» What is asked: Quote the records beneath, complete and exact. Leave out images.

» Rows:

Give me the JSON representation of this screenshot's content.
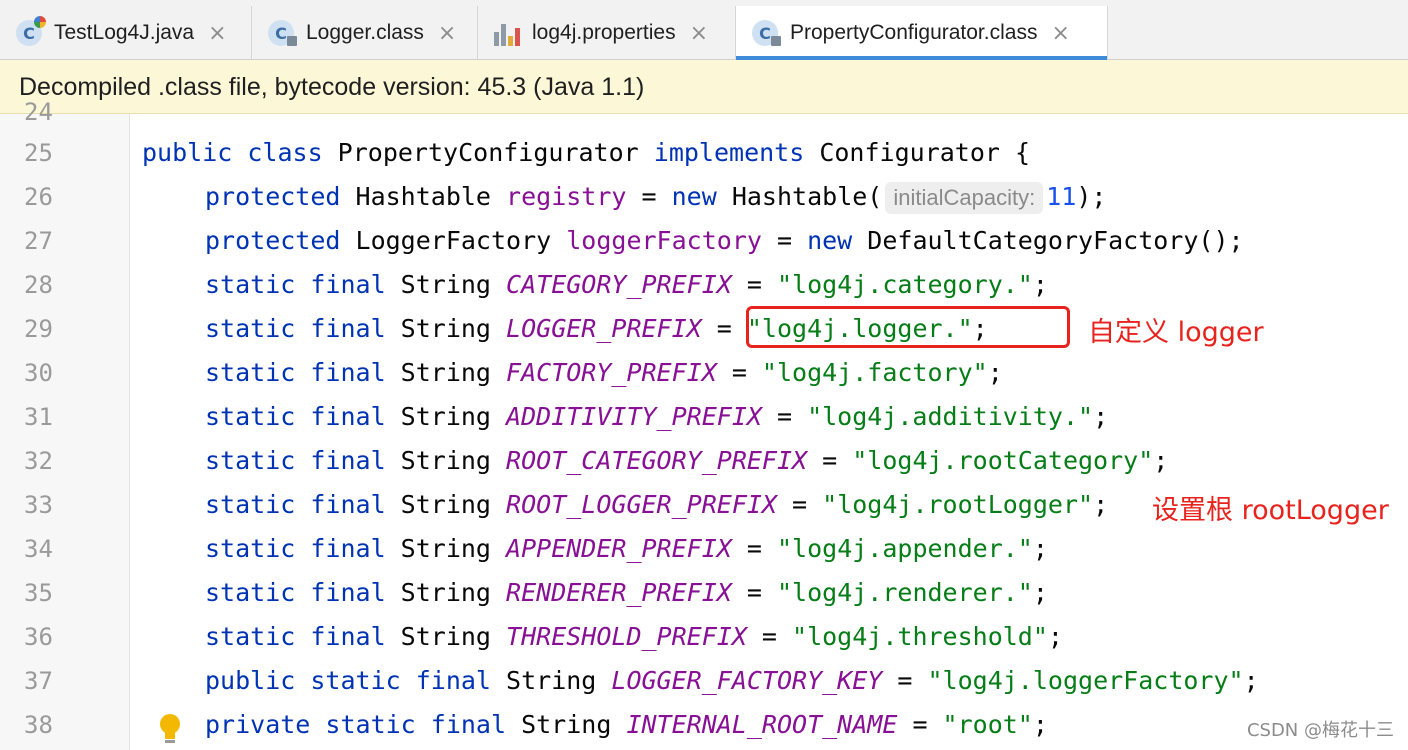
{
  "tabs": [
    {
      "label": "TestLog4J.java",
      "icon": "java-class-run-icon",
      "active": false
    },
    {
      "label": "Logger.class",
      "icon": "class-file-icon",
      "active": false
    },
    {
      "label": "log4j.properties",
      "icon": "properties-file-icon",
      "active": false
    },
    {
      "label": "PropertyConfigurator.class",
      "icon": "class-file-icon",
      "active": true
    }
  ],
  "close_glyph": "×",
  "banner": {
    "text": "Decompiled .class file, bytecode version: 45.3 (Java 1.1)"
  },
  "editor": {
    "line_numbers": [
      "25",
      "26",
      "27",
      "28",
      "29",
      "30",
      "31",
      "32",
      "33",
      "34",
      "35",
      "36",
      "37",
      "38"
    ],
    "hint_label": "initialCapacity:",
    "lines": [
      [
        {
          "t": "public class",
          "c": "kw"
        },
        {
          "t": " PropertyConfigurator "
        },
        {
          "t": "implements",
          "c": "kw"
        },
        {
          "t": " Configurator {"
        }
      ],
      [
        {
          "t": "protected",
          "c": "kw"
        },
        {
          "t": " Hashtable "
        },
        {
          "t": "registry",
          "c": "fld"
        },
        {
          "t": " = "
        },
        {
          "t": "new",
          "c": "kw"
        },
        {
          "t": " Hashtable("
        },
        {
          "t": "initialCapacity:",
          "c": "hint"
        },
        {
          "t": "11",
          "c": "num"
        },
        {
          "t": ");"
        }
      ],
      [
        {
          "t": "protected",
          "c": "kw"
        },
        {
          "t": " LoggerFactory "
        },
        {
          "t": "loggerFactory",
          "c": "fld"
        },
        {
          "t": " = "
        },
        {
          "t": "new",
          "c": "kw"
        },
        {
          "t": " DefaultCategoryFactory();"
        }
      ],
      [
        {
          "t": "static final",
          "c": "kw"
        },
        {
          "t": " String "
        },
        {
          "t": "CATEGORY_PREFIX",
          "c": "cst"
        },
        {
          "t": " = "
        },
        {
          "t": "\"log4j.category.\"",
          "c": "str"
        },
        {
          "t": ";"
        }
      ],
      [
        {
          "t": "static final",
          "c": "kw"
        },
        {
          "t": " String "
        },
        {
          "t": "LOGGER_PREFIX",
          "c": "cst"
        },
        {
          "t": " = "
        },
        {
          "t": "\"log4j.logger.\"",
          "c": "str"
        },
        {
          "t": ";"
        }
      ],
      [
        {
          "t": "static final",
          "c": "kw"
        },
        {
          "t": " String "
        },
        {
          "t": "FACTORY_PREFIX",
          "c": "cst"
        },
        {
          "t": " = "
        },
        {
          "t": "\"log4j.factory\"",
          "c": "str"
        },
        {
          "t": ";"
        }
      ],
      [
        {
          "t": "static final",
          "c": "kw"
        },
        {
          "t": " String "
        },
        {
          "t": "ADDITIVITY_PREFIX",
          "c": "cst"
        },
        {
          "t": " = "
        },
        {
          "t": "\"log4j.additivity.\"",
          "c": "str"
        },
        {
          "t": ";"
        }
      ],
      [
        {
          "t": "static final",
          "c": "kw"
        },
        {
          "t": " String "
        },
        {
          "t": "ROOT_CATEGORY_PREFIX",
          "c": "cst"
        },
        {
          "t": " = "
        },
        {
          "t": "\"log4j.rootCategory\"",
          "c": "str"
        },
        {
          "t": ";"
        }
      ],
      [
        {
          "t": "static final",
          "c": "kw"
        },
        {
          "t": " String "
        },
        {
          "t": "ROOT_LOGGER_PREFIX",
          "c": "cst"
        },
        {
          "t": " = "
        },
        {
          "t": "\"log4j.rootLogger\"",
          "c": "str"
        },
        {
          "t": ";"
        }
      ],
      [
        {
          "t": "static final",
          "c": "kw"
        },
        {
          "t": " String "
        },
        {
          "t": "APPENDER_PREFIX",
          "c": "cst"
        },
        {
          "t": " = "
        },
        {
          "t": "\"log4j.appender.\"",
          "c": "str"
        },
        {
          "t": ";"
        }
      ],
      [
        {
          "t": "static final",
          "c": "kw"
        },
        {
          "t": " String "
        },
        {
          "t": "RENDERER_PREFIX",
          "c": "cst"
        },
        {
          "t": " = "
        },
        {
          "t": "\"log4j.renderer.\"",
          "c": "str"
        },
        {
          "t": ";"
        }
      ],
      [
        {
          "t": "static final",
          "c": "kw"
        },
        {
          "t": " String "
        },
        {
          "t": "THRESHOLD_PREFIX",
          "c": "cst"
        },
        {
          "t": " = "
        },
        {
          "t": "\"log4j.threshold\"",
          "c": "str"
        },
        {
          "t": ";"
        }
      ],
      [
        {
          "t": "public static final",
          "c": "kw"
        },
        {
          "t": " String "
        },
        {
          "t": "LOGGER_FACTORY_KEY",
          "c": "cst"
        },
        {
          "t": " = "
        },
        {
          "t": "\"log4j.loggerFactory\"",
          "c": "str"
        },
        {
          "t": ";"
        }
      ],
      [
        {
          "t": "private static final",
          "c": "kw"
        },
        {
          "t": " String "
        },
        {
          "t": "INTERNAL_ROOT_NAME",
          "c": "cst"
        },
        {
          "t": " = "
        },
        {
          "t": "\"root\"",
          "c": "str"
        },
        {
          "t": ";"
        }
      ]
    ]
  },
  "annotations": {
    "logger": "自定义 logger",
    "root_logger": "设置根 rootLogger"
  },
  "watermark": "CSDN @梅花十三",
  "colors": {
    "keyword": "#0033b3",
    "field": "#871094",
    "string": "#067d17",
    "number": "#1750eb",
    "annotation": "#e8231d",
    "tab_underline": "#3d8bd9",
    "banner_bg": "#fcf7d6"
  }
}
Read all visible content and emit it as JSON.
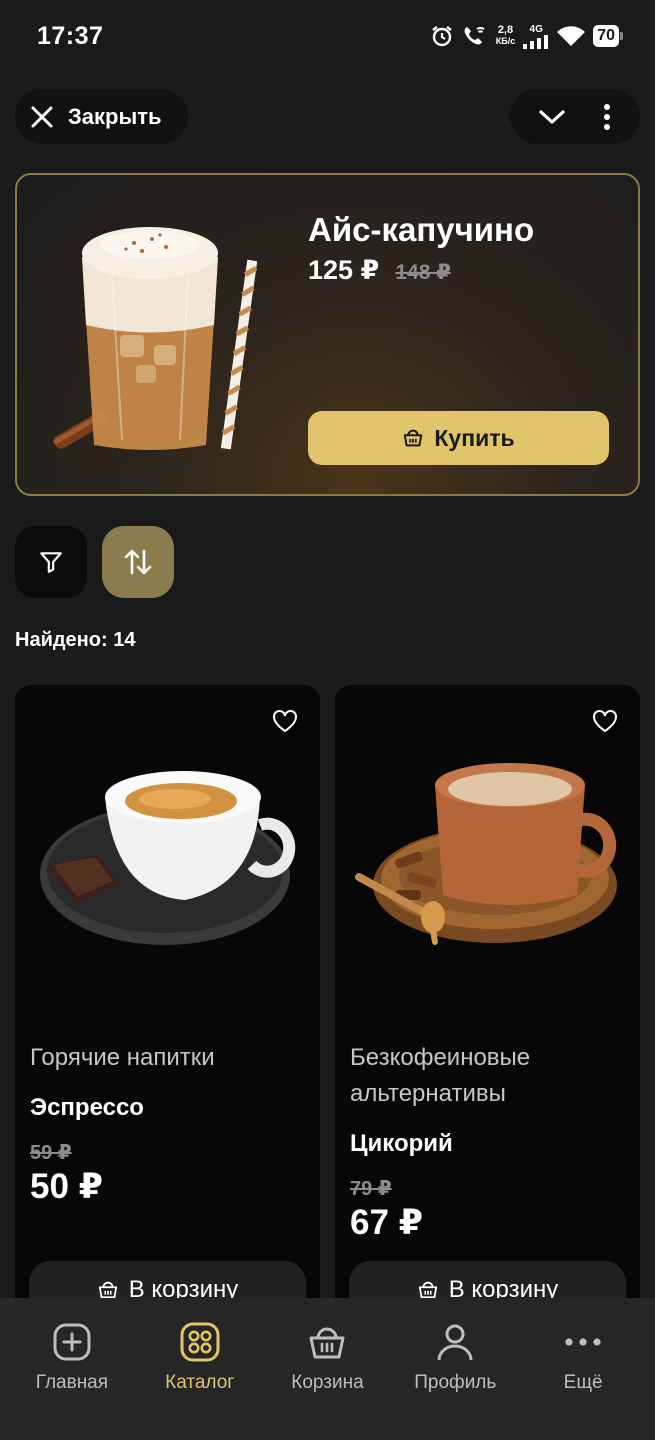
{
  "status_bar": {
    "time": "17:37",
    "net_speed_top": "2,8",
    "net_speed_bottom": "КБ/с",
    "network": "4G",
    "battery": "70"
  },
  "top": {
    "close_label": "Закрыть"
  },
  "hero": {
    "title": "Айс-капучино",
    "price": "125 ₽",
    "old_price": "148 ₽",
    "buy_label": "Купить"
  },
  "filters": {
    "found": "Найдено: 14"
  },
  "products": [
    {
      "category": "Горячие напитки",
      "name": "Эспрессо",
      "old_price": "59 ₽",
      "price": "50 ₽",
      "cart_label": "В корзину"
    },
    {
      "category": "Безкофеиновые альтернативы",
      "name": "Цикорий",
      "old_price": "79 ₽",
      "price": "67 ₽",
      "cart_label": "В корзину"
    }
  ],
  "nav": {
    "items": [
      {
        "label": "Главная",
        "icon": "plus-square-icon"
      },
      {
        "label": "Каталог",
        "icon": "grid-icon"
      },
      {
        "label": "Корзина",
        "icon": "basket-icon"
      },
      {
        "label": "Профиль",
        "icon": "person-icon"
      },
      {
        "label": "Ещё",
        "icon": "more-dots-icon"
      }
    ],
    "active": "Каталог"
  },
  "colors": {
    "accent": "#e1c46c",
    "background": "#1a1a1a",
    "card": "#070707"
  }
}
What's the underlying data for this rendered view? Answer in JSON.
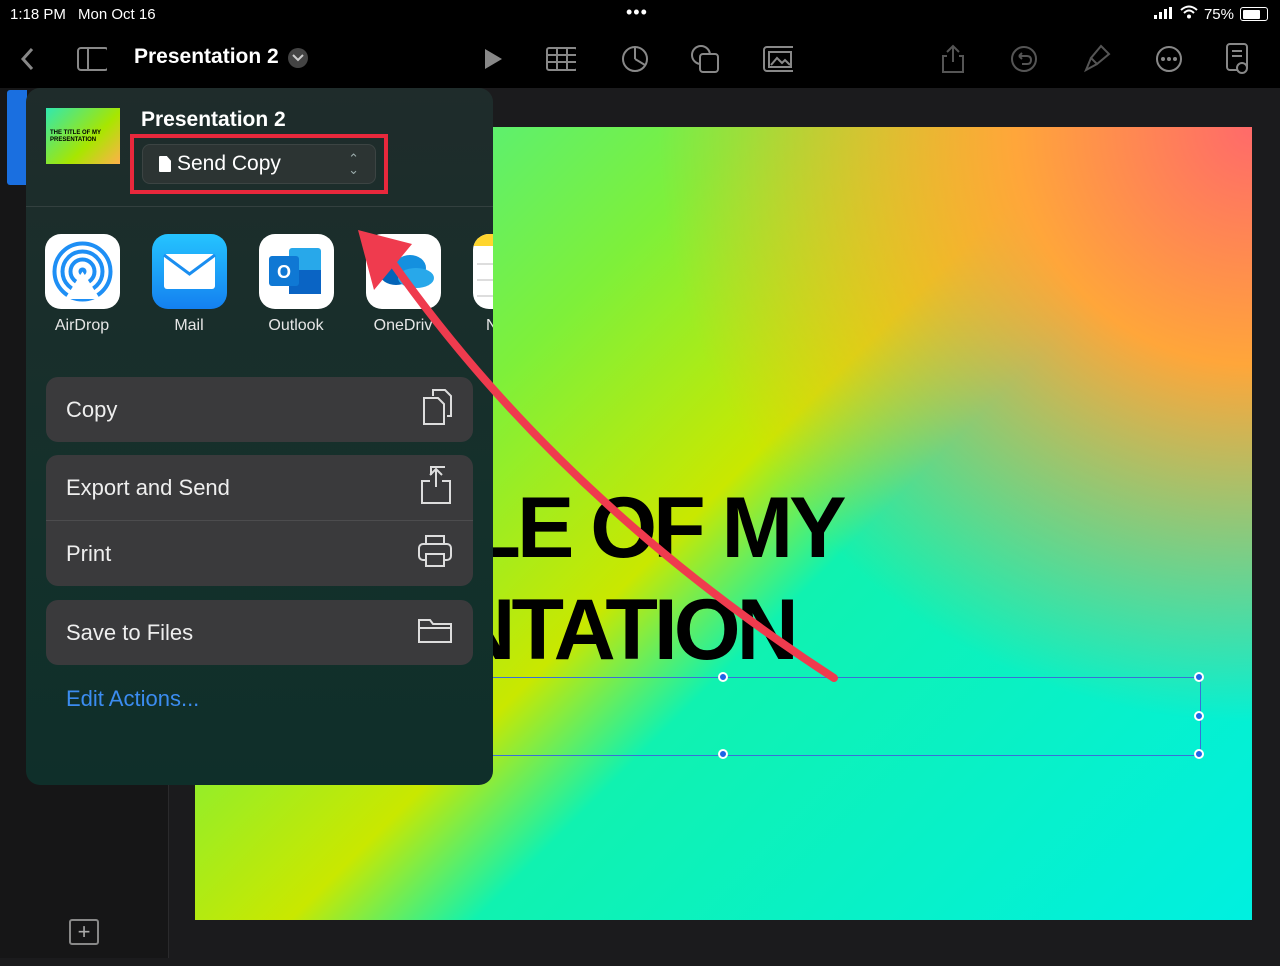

» Result:
Give me the JSON representation of this screenshot's content.
{
  "tabs": [
    {
      "label": "TestLog4J.java",
      "icon": "java-class-run-icon",
      "active": false
    },
    {
      "label": "Logger.class",
      "icon": "class-file-icon",
      "active": false
    },
    {
      "label": "log4j.properties",
      "icon": "properties-file-icon",
      "active": false
    },
    {
      "label": "PropertyConfigurator.class",
      "icon": "class-file-icon",
      "active": true
    }
  ],
  "close_glyph": "×",
  "banner": {
    "text": "Decompiled .class file, bytecode version: 45.3 (Java 1.1)"
  },
  "editor": {
    "line_numbers": [
      "25",
      "26",
      "27",
      "28",
      "29",
      "30",
      "31",
      "32",
      "33",
      "34",
      "35",
      "36",
      "37",
      "38"
    ],
    "hint_label": "initialCapacity:",
    "lines": [
      [
        {
          "t": "public class",
          "c": "kw"
        },
        {
          "t": " PropertyConfigurator "
        },
        {
          "t": "implements",
          "c": "kw"
        },
        {
          "t": " Configurator {"
        }
      ],
      [
        {
          "t": "protected",
          "c": "kw"
        },
        {
          "t": " Hashtable "
        },
        {
          "t": "registry",
          "c": "fld"
        },
        {
          "t": " = "
        },
        {
          "t": "new",
          "c": "kw"
        },
        {
          "t": " Hashtable("
        },
        {
          "t": "initialCapacity:",
          "c": "hint"
        },
        {
          "t": "11",
          "c": "num"
        },
        {
          "t": ");"
        }
      ],
      [
        {
          "t": "protected",
          "c": "kw"
        },
        {
          "t": " LoggerFactory "
        },
        {
          "t": "loggerFactory",
          "c": "fld"
        },
        {
          "t": " = "
        },
        {
          "t": "new",
          "c": "kw"
        },
        {
          "t": " DefaultCategoryFactory();"
        }
      ],
      [
        {
          "t": "static final",
          "c": "kw"
        },
        {
          "t": " String "
        },
        {
          "t": "CATEGORY_PREFIX",
          "c": "cst"
        },
        {
          "t": " = "
        },
        {
          "t": "\"log4j.category.\"",
          "c": "str"
        },
        {
          "t": ";"
        }
      ],
      [
        {
          "t": "static final",
          "c": "kw"
        },
        {
          "t": " String "
        },
        {
          "t": "LOGGER_PREFIX",
          "c": "cst"
        },
        {
          "t": " = "
        },
        {
          "t": "\"log4j.logger.\"",
          "c": "str"
        },
        {
          "t": ";"
        }
      ],
      [
        {
          "t": "static final",
          "c": "kw"
        },
        {
          "t": " String "
        },
        {
          "t": "FACTORY_PREFIX",
          "c": "cst"
        },
        {
          "t": " = "
        },
        {
          "t": "\"log4j.factory\"",
          "c": "str"
        },
        {
          "t": ";"
        }
      ],
      [
        {
          "t": "static final",
          "c": "kw"
        },
        {
          "t": " String "
        },
        {
          "t": "ADDITIVITY_PREFIX",
          "c": "cst"
        },
        {
          "t": " = "
        },
        {
          "t": "\"log4j.additivity.\"",
          "c": "str"
        },
        {
          "t": ";"
        }
      ],
      [
        {
          "t": "static final",
          "c": "kw"
        },
        {
          "t": " String "
        },
        {
          "t": "ROOT_CATEGORY_PREFIX",
          "c": "cst"
        },
        {
          "t": " = "
        },
        {
          "t": "\"log4j.rootCategory\"",
          "c": "str"
        },
        {
          "t": ";"
        }
      ],
      [
        {
          "t": "static final",
          "c": "kw"
        },
        {
          "t": " String "
        },
        {
          "t": "ROOT_LOGGER_PREFIX",
          "c": "cst"
        },
        {
          "t": " = "
        },
        {
          "t": "\"log4j.rootLogger\"",
          "c": "str"
        },
        {
          "t": ";"
        }
      ],
      [
        {
          "t": "static final",
          "c": "kw"
        },
        {
          "t": " String "
        },
        {
          "t": "APPENDER_PREFIX",
          "c": "cst"
        },
        {
          "t": " = "
        },
        {
          "t": "\"log4j.appender.\"",
          "c": "str"
        },
        {
          "t": ";"
        }
      ],
      [
        {
          "t": "static final",
          "c": "kw"
        },
        {
          "t": " String "
        },
        {
          "t": "RENDERER_PREFIX",
          "c": "cst"
        },
        {
          "t": " = "
        },
        {
          "t": "\"log4j.renderer.\"",
          "c": "str"
        },
        {
          "t": ";"
        }
      ],
      [
        {
          "t": "static final",
          "c": "kw"
        },
        {
          "t": " String "
        },
        {
          "t": "THRESHOLD_PREFIX",
          "c": "cst"
        },
        {
          "t": " = "
        },
        {
          "t": "\"log4j.threshold\"",
          "c": "str"
        },
        {
          "t": ";"
        }
      ],
      [
        {
          "t": "public static final",
          "c": "kw"
        },
        {
          "t": " String "
        },
        {
          "t": "LOGGER_FACTORY_KEY",
          "c": "cst"
        },
        {
          "t": " = "
        },
        {
          "t": "\"log4j.loggerFactory\"",
          "c": "str"
        },
        {
          "t": ";"
        }
      ],
      [
        {
          "t": "private static final",
          "c": "kw"
        },
        {
          "t": " String "
        },
        {
          "t": "INTERNAL_ROOT_NAME",
          "c": "cst"
        },
        {
          "t": " = "
        },
        {
          "t": "\"root\"",
          "c": "str"
        },
        {
          "t": ";"
        }
      ]
    ]
  },
  "annotations": {
    "logger": "自定义 logger",
    "root_logger": "设置根 rootLogger"
  },
  "watermark": "CSDN @梅花十三",
  "colors": {
    "keyword": "#0033b3",
    "field": "#871094",
    "string": "#067d17",
    "number": "#1750eb",
    "annotation": "#e8231d",
    "tab_underline": "#3d8bd9",
    "banner_bg": "#fcf7d6"
  }
}
Read all visible content and emit it as JSON.
{
  "status_bar": {
    "time": "17:37",
    "net_speed_top": "2,8",
    "net_speed_bottom": "КБ/с",
    "network": "4G",
    "battery": "70"
  },
  "top": {
    "close_label": "Закрыть"
  },
  "hero": {
    "title": "Айс-капучино",
    "price": "125 ₽",
    "old_price": "148 ₽",
    "buy_label": "Купить"
  },
  "filters": {
    "found": "Найдено: 14"
  },
  "products": [
    {
      "category": "Горячие напитки",
      "name": "Эспрессо",
      "old_price": "59 ₽",
      "price": "50 ₽",
      "cart_label": "В корзину"
    },
    {
      "category": "Безкофеиновые альтернативы",
      "name": "Цикорий",
      "old_price": "79 ₽",
      "price": "67 ₽",
      "cart_label": "В корзину"
    }
  ],
  "nav": {
    "items": [
      {
        "label": "Главная",
        "icon": "plus-square-icon"
      },
      {
        "label": "Каталог",
        "icon": "grid-icon"
      },
      {
        "label": "Корзина",
        "icon": "basket-icon"
      },
      {
        "label": "Профиль",
        "icon": "person-icon"
      },
      {
        "label": "Ещё",
        "icon": "more-dots-icon"
      }
    ],
    "active": "Каталог"
  },
  "colors": {
    "accent": "#e1c46c",
    "background": "#1a1a1a",
    "card": "#070707"
  }
}
What's the underlying data for this rendered view? Answer in JSON.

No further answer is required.